(Work to be completed): Draw out every line with the word "name" from the listing below.
## Begin Provided material
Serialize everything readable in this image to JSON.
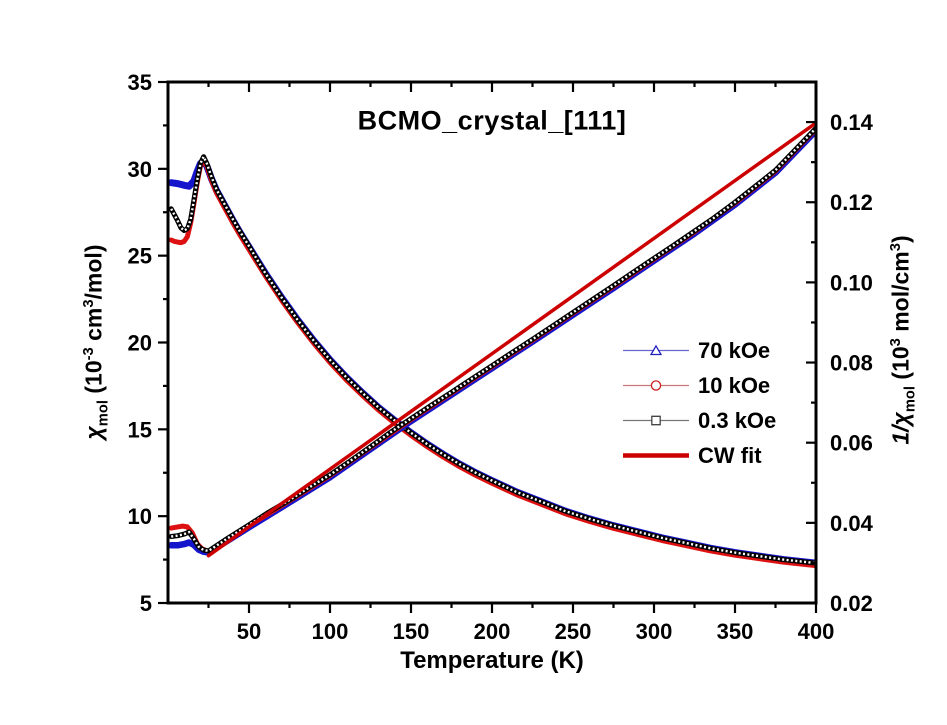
{
  "figure": {
    "title": "BCMO_crystal_[111]",
    "background": "#ffffff"
  },
  "axes": {
    "bottom": {
      "label": "Temperature (K)",
      "range": [
        0,
        400
      ],
      "major_values": [
        50,
        100,
        150,
        200,
        250,
        300,
        350,
        400
      ],
      "major_labels": [
        "50",
        "100",
        "150",
        "200",
        "250",
        "300",
        "350",
        "400"
      ],
      "minor_values": [
        25,
        75,
        125,
        175,
        225,
        275,
        325,
        375
      ]
    },
    "left": {
      "label_parts": {
        "pre": "χ",
        "sub": "mol",
        "m1": " (10",
        "e1": "-3",
        "m2": " cm",
        "e2": "3",
        "end": "/mol)"
      },
      "range": [
        5,
        35
      ],
      "major_values": [
        35,
        30,
        25,
        20,
        15,
        10,
        5
      ],
      "major_labels": [
        "35",
        "30",
        "25",
        "20",
        "15",
        "10",
        "5"
      ],
      "minor_values": [
        7.5,
        12.5,
        17.5,
        22.5,
        27.5,
        32.5
      ]
    },
    "right": {
      "label_parts": {
        "pre": "1/χ",
        "sub": "mol",
        "m1": " (10",
        "e1": "3",
        "m2": " mol/cm",
        "e2": "3",
        "end": ")"
      },
      "range": [
        0.02,
        0.15
      ],
      "major_values": [
        0.14,
        0.12,
        0.1,
        0.08,
        0.06,
        0.04,
        0.02
      ],
      "major_labels": [
        "0.14",
        "0.12",
        "0.10",
        "0.08",
        "0.06",
        "0.04",
        "0.02"
      ],
      "minor_values": [
        0.03,
        0.05,
        0.07,
        0.09,
        0.11,
        0.13
      ]
    }
  },
  "legend": {
    "items": [
      {
        "label": "70 kOe",
        "marker": "triangle",
        "line_color": "#6666cc",
        "marker_color": "#2222bb",
        "line_width": 1.3
      },
      {
        "label": "10 kOe",
        "marker": "circle",
        "line_color": "#cc7777",
        "marker_color": "#cc2222",
        "line_width": 1.3
      },
      {
        "label": "0.3 kOe",
        "marker": "square",
        "line_color": "#777777",
        "marker_color": "#444444",
        "line_width": 1.3
      },
      {
        "label": "CW fit",
        "marker": "line",
        "line_color": "#cc0000",
        "marker_color": "#cc0000",
        "line_width": 4.5
      }
    ]
  },
  "chart_data": {
    "type": "line",
    "title": "BCMO_crystal_[111]",
    "xlabel": "Temperature (K)",
    "ylabel_left": "chi_mol (10^-3 cm^3/mol)",
    "ylabel_right": "1/chi_mol (10^3 mol/cm^3)",
    "xlim": [
      0,
      400
    ],
    "ylim_left": [
      5,
      35
    ],
    "ylim_right": [
      0.02,
      0.15
    ],
    "grid": false,
    "legend_position": "center-right",
    "series": [
      {
        "name": "chi_70kOe",
        "axis": "left",
        "color": "#1515cc",
        "width": 7,
        "markers": false,
        "points": [
          [
            2,
            29.2
          ],
          [
            6,
            29.15
          ],
          [
            10,
            29.05
          ],
          [
            13,
            29.0
          ],
          [
            16,
            29.3
          ],
          [
            18,
            29.85
          ],
          [
            20,
            30.3
          ],
          [
            22,
            30.45
          ],
          [
            24,
            30.15
          ],
          [
            27,
            29.4
          ],
          [
            30,
            28.75
          ],
          [
            35,
            27.9
          ],
          [
            40,
            27.05
          ],
          [
            45,
            26.25
          ],
          [
            50,
            25.5
          ],
          [
            55,
            24.75
          ],
          [
            60,
            24.0
          ],
          [
            65,
            23.3
          ],
          [
            70,
            22.6
          ],
          [
            75,
            21.95
          ],
          [
            80,
            21.3
          ],
          [
            85,
            20.7
          ],
          [
            90,
            20.1
          ],
          [
            95,
            19.55
          ],
          [
            100,
            19.0
          ],
          [
            110,
            18.0
          ],
          [
            120,
            17.1
          ],
          [
            130,
            16.25
          ],
          [
            140,
            15.5
          ],
          [
            150,
            14.8
          ],
          [
            160,
            14.15
          ],
          [
            170,
            13.55
          ],
          [
            180,
            13.0
          ],
          [
            190,
            12.5
          ],
          [
            200,
            12.05
          ],
          [
            215,
            11.4
          ],
          [
            230,
            10.85
          ],
          [
            245,
            10.3
          ],
          [
            260,
            9.85
          ],
          [
            275,
            9.45
          ],
          [
            290,
            9.1
          ],
          [
            305,
            8.75
          ],
          [
            320,
            8.45
          ],
          [
            335,
            8.15
          ],
          [
            350,
            7.9
          ],
          [
            365,
            7.7
          ],
          [
            380,
            7.5
          ],
          [
            400,
            7.3
          ]
        ]
      },
      {
        "name": "chi_10kOe",
        "axis": "left",
        "color": "#dd1111",
        "width": 5,
        "markers": false,
        "points": [
          [
            2,
            25.9
          ],
          [
            4,
            25.82
          ],
          [
            6,
            25.78
          ],
          [
            8,
            25.75
          ],
          [
            10,
            25.82
          ],
          [
            12,
            26.1
          ],
          [
            14,
            26.9
          ],
          [
            16,
            28.0
          ],
          [
            18,
            29.2
          ],
          [
            20,
            30.15
          ],
          [
            22,
            30.55
          ],
          [
            24,
            30.15
          ],
          [
            27,
            29.3
          ],
          [
            30,
            28.6
          ],
          [
            35,
            27.75
          ],
          [
            40,
            26.9
          ],
          [
            45,
            26.1
          ],
          [
            50,
            25.35
          ],
          [
            60,
            23.85
          ],
          [
            70,
            22.45
          ],
          [
            80,
            21.15
          ],
          [
            90,
            19.95
          ],
          [
            100,
            18.85
          ],
          [
            110,
            17.85
          ],
          [
            120,
            16.95
          ],
          [
            130,
            16.1
          ],
          [
            140,
            15.35
          ],
          [
            150,
            14.65
          ],
          [
            160,
            14.0
          ],
          [
            170,
            13.4
          ],
          [
            180,
            12.85
          ],
          [
            190,
            12.35
          ],
          [
            200,
            11.9
          ],
          [
            215,
            11.25
          ],
          [
            230,
            10.7
          ],
          [
            245,
            10.15
          ],
          [
            260,
            9.7
          ],
          [
            275,
            9.3
          ],
          [
            290,
            8.95
          ],
          [
            305,
            8.6
          ],
          [
            320,
            8.3
          ],
          [
            335,
            8.0
          ],
          [
            350,
            7.75
          ],
          [
            365,
            7.55
          ],
          [
            380,
            7.35
          ],
          [
            400,
            7.15
          ]
        ]
      },
      {
        "name": "chi_0.3kOe",
        "axis": "left",
        "color": "#000000",
        "width": 5,
        "markers": true,
        "points": [
          [
            2,
            27.7
          ],
          [
            4,
            27.35
          ],
          [
            6,
            27.0
          ],
          [
            8,
            26.6
          ],
          [
            10,
            26.45
          ],
          [
            12,
            26.55
          ],
          [
            14,
            27.1
          ],
          [
            16,
            28.2
          ],
          [
            18,
            29.35
          ],
          [
            20,
            30.3
          ],
          [
            22,
            30.7
          ],
          [
            24,
            30.3
          ],
          [
            27,
            29.5
          ],
          [
            30,
            28.8
          ],
          [
            35,
            27.95
          ],
          [
            40,
            27.1
          ],
          [
            45,
            26.3
          ],
          [
            50,
            25.55
          ],
          [
            60,
            24.0
          ],
          [
            70,
            22.6
          ],
          [
            80,
            21.3
          ],
          [
            90,
            20.1
          ],
          [
            100,
            19.0
          ],
          [
            110,
            18.0
          ],
          [
            120,
            17.1
          ],
          [
            130,
            16.25
          ],
          [
            140,
            15.5
          ],
          [
            150,
            14.8
          ],
          [
            160,
            14.15
          ],
          [
            170,
            13.55
          ],
          [
            180,
            13.0
          ],
          [
            190,
            12.5
          ],
          [
            200,
            12.05
          ],
          [
            215,
            11.4
          ],
          [
            230,
            10.85
          ],
          [
            245,
            10.3
          ],
          [
            260,
            9.85
          ],
          [
            275,
            9.45
          ],
          [
            290,
            9.1
          ],
          [
            305,
            8.75
          ],
          [
            320,
            8.45
          ],
          [
            335,
            8.15
          ],
          [
            350,
            7.9
          ],
          [
            365,
            7.7
          ],
          [
            380,
            7.5
          ],
          [
            400,
            7.3
          ]
        ]
      },
      {
        "name": "invchi_70kOe",
        "axis": "right",
        "color": "#1515cc",
        "width": 6.5,
        "markers": false,
        "points": [
          [
            2,
            0.0344
          ],
          [
            6,
            0.0344
          ],
          [
            10,
            0.0347
          ],
          [
            13,
            0.0351
          ],
          [
            16,
            0.0345
          ],
          [
            19,
            0.0333
          ],
          [
            22,
            0.0328
          ],
          [
            25,
            0.0326
          ],
          [
            37,
            0.0356
          ],
          [
            50,
            0.0389
          ],
          [
            75,
            0.0451
          ],
          [
            100,
            0.0514
          ],
          [
            125,
            0.0584
          ],
          [
            150,
            0.0654
          ],
          [
            175,
            0.072
          ],
          [
            200,
            0.0786
          ],
          [
            225,
            0.0852
          ],
          [
            250,
            0.0919
          ],
          [
            275,
            0.0986
          ],
          [
            300,
            0.1054
          ],
          [
            325,
            0.1122
          ],
          [
            350,
            0.1194
          ],
          [
            375,
            0.1274
          ],
          [
            400,
            0.1379
          ]
        ]
      },
      {
        "name": "invchi_10kOe",
        "axis": "right",
        "color": "#dd1111",
        "width": 5,
        "markers": false,
        "points": [
          [
            2,
            0.0387
          ],
          [
            6,
            0.039
          ],
          [
            9,
            0.0392
          ],
          [
            12,
            0.039
          ],
          [
            15,
            0.0375
          ],
          [
            18,
            0.0348
          ],
          [
            21,
            0.0335
          ],
          [
            25,
            0.0329
          ],
          [
            50,
            0.0393
          ],
          [
            75,
            0.0455
          ],
          [
            100,
            0.0518
          ],
          [
            125,
            0.0588
          ],
          [
            150,
            0.0658
          ],
          [
            175,
            0.0724
          ],
          [
            200,
            0.079
          ],
          [
            225,
            0.0856
          ],
          [
            250,
            0.0923
          ],
          [
            275,
            0.099
          ],
          [
            300,
            0.1058
          ],
          [
            325,
            0.1126
          ],
          [
            350,
            0.1198
          ],
          [
            375,
            0.1278
          ],
          [
            400,
            0.1383
          ]
        ]
      },
      {
        "name": "invchi_0.3kOe",
        "axis": "right",
        "color": "#000000",
        "width": 5,
        "markers": true,
        "points": [
          [
            2,
            0.0366
          ],
          [
            6,
            0.0368
          ],
          [
            10,
            0.0372
          ],
          [
            13,
            0.0377
          ],
          [
            16,
            0.036
          ],
          [
            19,
            0.034
          ],
          [
            22,
            0.0332
          ],
          [
            25,
            0.033
          ],
          [
            37,
            0.0362
          ],
          [
            50,
            0.0395
          ],
          [
            62,
            0.0426
          ],
          [
            75,
            0.0457
          ],
          [
            87,
            0.0488
          ],
          [
            100,
            0.052
          ],
          [
            112,
            0.0553
          ],
          [
            125,
            0.059
          ],
          [
            137,
            0.0625
          ],
          [
            150,
            0.066
          ],
          [
            162,
            0.0692
          ],
          [
            175,
            0.0726
          ],
          [
            187,
            0.0758
          ],
          [
            200,
            0.0792
          ],
          [
            212,
            0.0824
          ],
          [
            225,
            0.0858
          ],
          [
            237,
            0.089
          ],
          [
            250,
            0.0925
          ],
          [
            262,
            0.0957
          ],
          [
            275,
            0.0992
          ],
          [
            287,
            0.1025
          ],
          [
            300,
            0.106
          ],
          [
            312,
            0.1092
          ],
          [
            325,
            0.1128
          ],
          [
            337,
            0.1161
          ],
          [
            350,
            0.12
          ],
          [
            362,
            0.1238
          ],
          [
            375,
            0.128
          ],
          [
            387,
            0.133
          ],
          [
            400,
            0.1385
          ]
        ]
      },
      {
        "name": "cw_fit",
        "axis": "right",
        "color": "#cc0000",
        "width": 3.5,
        "markers": false,
        "points": [
          [
            25,
            0.0318
          ],
          [
            400,
            0.1398
          ]
        ]
      }
    ]
  }
}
## End Provided material
(Expected answer):
        "name": "chi_70kOe",
        "name": "chi_10kOe",
        "name": "chi_0.3kOe",
        "name": "invchi_70kOe",
        "name": "invchi_10kOe",
        "name": "invchi_0.3kOe",
        "name": "cw_fit",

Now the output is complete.